## Provided records

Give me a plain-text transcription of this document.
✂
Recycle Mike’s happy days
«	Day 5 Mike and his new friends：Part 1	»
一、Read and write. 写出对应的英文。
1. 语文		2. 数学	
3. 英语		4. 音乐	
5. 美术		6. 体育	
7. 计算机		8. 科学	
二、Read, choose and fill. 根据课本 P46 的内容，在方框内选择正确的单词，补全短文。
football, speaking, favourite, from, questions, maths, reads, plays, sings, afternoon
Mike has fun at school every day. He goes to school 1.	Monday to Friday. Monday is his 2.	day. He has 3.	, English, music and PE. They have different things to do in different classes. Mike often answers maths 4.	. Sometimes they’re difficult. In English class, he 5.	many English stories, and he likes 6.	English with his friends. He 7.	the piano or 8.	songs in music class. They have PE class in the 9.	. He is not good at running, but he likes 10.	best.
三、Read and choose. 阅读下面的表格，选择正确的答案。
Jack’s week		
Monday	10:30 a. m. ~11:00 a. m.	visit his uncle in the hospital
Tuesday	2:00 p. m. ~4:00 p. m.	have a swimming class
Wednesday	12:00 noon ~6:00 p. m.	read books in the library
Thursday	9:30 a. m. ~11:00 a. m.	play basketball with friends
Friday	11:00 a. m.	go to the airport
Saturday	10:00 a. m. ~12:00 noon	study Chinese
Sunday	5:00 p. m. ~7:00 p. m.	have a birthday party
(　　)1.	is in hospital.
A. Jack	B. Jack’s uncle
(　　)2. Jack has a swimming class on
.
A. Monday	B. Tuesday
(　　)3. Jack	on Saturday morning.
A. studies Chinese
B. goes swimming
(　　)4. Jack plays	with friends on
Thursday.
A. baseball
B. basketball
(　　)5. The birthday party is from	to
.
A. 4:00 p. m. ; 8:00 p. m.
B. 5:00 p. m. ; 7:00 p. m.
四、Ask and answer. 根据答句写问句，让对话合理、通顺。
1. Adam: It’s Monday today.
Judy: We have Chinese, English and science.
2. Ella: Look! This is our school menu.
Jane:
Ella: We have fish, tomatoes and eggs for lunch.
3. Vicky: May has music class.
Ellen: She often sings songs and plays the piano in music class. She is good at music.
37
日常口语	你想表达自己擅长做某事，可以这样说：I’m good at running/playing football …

## The exercise
Repeat each record exactly. Omit nothing.

## Task response
Give me a plain-text transcription of this document.
✂
Recycle Mike’s happy days
«	Day 5 Mike and his new friends：Part 1	»
一、Read and write. 写出对应的英文。
1. 语文		2. 数学	
3. 英语		4. 音乐	
5. 美术		6. 体育	
7. 计算机		8. 科学	
二、Read, choose and fill. 根据课本 P46 的内容，在方框内选择正确的单词，补全短文。
football, speaking, favourite, from, questions, maths, reads, plays, sings, afternoon
Mike has fun at school every day. He goes to school 1.	Monday to Friday. Monday is his 2.	day. He has 3.	, English, music and PE. They have different things to do in different classes. Mike often answers maths 4.	. Sometimes they’re difficult. In English class, he 5.	many English stories, and he likes 6.	English with his friends. He 7.	the piano or 8.	songs in music class. They have PE class in the 9.	. He is not good at running, but he likes 10.	best.
三、Read and choose. 阅读下面的表格，选择正确的答案。
Jack’s week		
Monday	10:30 a. m. ~11:00 a. m.	visit his uncle in the hospital
Tuesday	2:00 p. m. ~4:00 p. m.	have a swimming class
Wednesday	12:00 noon ~6:00 p. m.	read books in the library
Thursday	9:30 a. m. ~11:00 a. m.	play basketball with friends
Friday	11:00 a. m.	go to the airport
Saturday	10:00 a. m. ~12:00 noon	study Chinese
Sunday	5:00 p. m. ~7:00 p. m.	have a birthday party
(　　)1.	is in hospital.
A. Jack	B. Jack’s uncle
(　　)2. Jack has a swimming class on
.
A. Monday	B. Tuesday
(　　)3. Jack	on Saturday morning.
A. studies Chinese
B. goes swimming
(　　)4. Jack plays	with friends on
Thursday.
A. baseball
B. basketball
(　　)5. The birthday party is from	to
.
A. 4:00 p. m. ; 8:00 p. m.
B. 5:00 p. m. ; 7:00 p. m.
四、Ask and answer. 根据答句写问句，让对话合理、通顺。
1. Adam: It’s Monday today.
Judy: We have Chinese, English and science.
2. Ella: Look! This is our school menu.
Jane:
Ella: We have fish, tomatoes and eggs for lunch.
3. Vicky: May has music class.
Ellen: She often sings songs and plays the piano in music class. She is good at music.
37
日常口语	你想表达自己擅长做某事，可以这样说：I’m good at running/playing football …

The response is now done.